**WRITTEN EXERCISE:** Read the material below and count the lines holding the string "reasons". Give that count with nothing added.
■ ■ ■ ■ ■
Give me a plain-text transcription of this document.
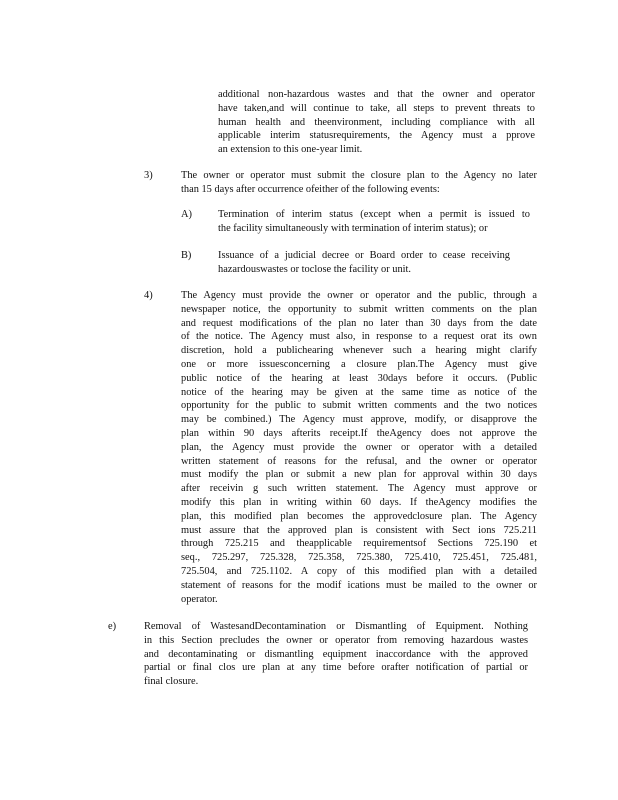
additional non-hazardous wastes and that the owner and operator
have taken,and will continue to take, all steps to prevent threats to
human health and theenvironment, including compliance with all
applicable interim statusrequirements, the Agency must a pprove
an extension to this one-year limit.
3)	The owner or operator must submit the closure plan to the Agency no later
than 15 days after occurrence ofeither of the following events:
A)	Termination of interim status (except when a permit is issued to
the facility simultaneously with termination of interim status); or
B)	Issuance of a judicial decree or Board order to cease receiving
hazardouswastes or toclose the facility or unit.
4)	The Agency must provide the owner or operator and the public, through a
newspaper notice, the opportunity to submit written comments on the plan
and request modifications of the plan no later than 30 days from the date
of the notice. The Agency must also, in response to a request orat its own
discretion, hold a publichearing whenever such a hearing might clarify
one or more issuesconcerning a closure plan.The Agency must give
public notice of the hearing at least 30days before it occurs. (Public
notice of the hearing may be given at the same time as notice of the
opportunity for the public to submit written comments and the two notices
may be combined.) The Agency must approve, modify, or disapprove the
plan within 90 days afterits receipt.If theAgency does not approve the
plan, the Agency must provide the owner or operator with a detailed
written statement of reasons for the refusal, and the owner or operator
must modify the plan or submit a new plan for approval within 30 days
after receivin g such written statement. The Agency must approve or
modify this plan in writing within 60 days. If theAgency modifies the
plan, this modified plan becomes the approvedclosure plan. The Agency
must assure that the approved plan is consistent with Sect ions 725.211
through 725.215 and theapplicable requirementsof Sections 725.190 et
seq., 725.297, 725.328, 725.358, 725.380, 725.410, 725.451, 725.481,
725.504, and 725.1102. A copy of this modified plan with a detailed
statement of reasons for the modif ications must be mailed to the owner or
operator.
e)	Removal of WastesandDecontamination or Dismantling of Equipment. Nothing
in this Section precludes the owner or operator from removing hazardous wastes
and decontaminating or dismantling equipment inaccordance with the approved
partial or final clos ure plan at any time before orafter notification of partial or
final closure.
■ ■ ■ ■ ■
**ANSWER TO THE EXERCISE:** 2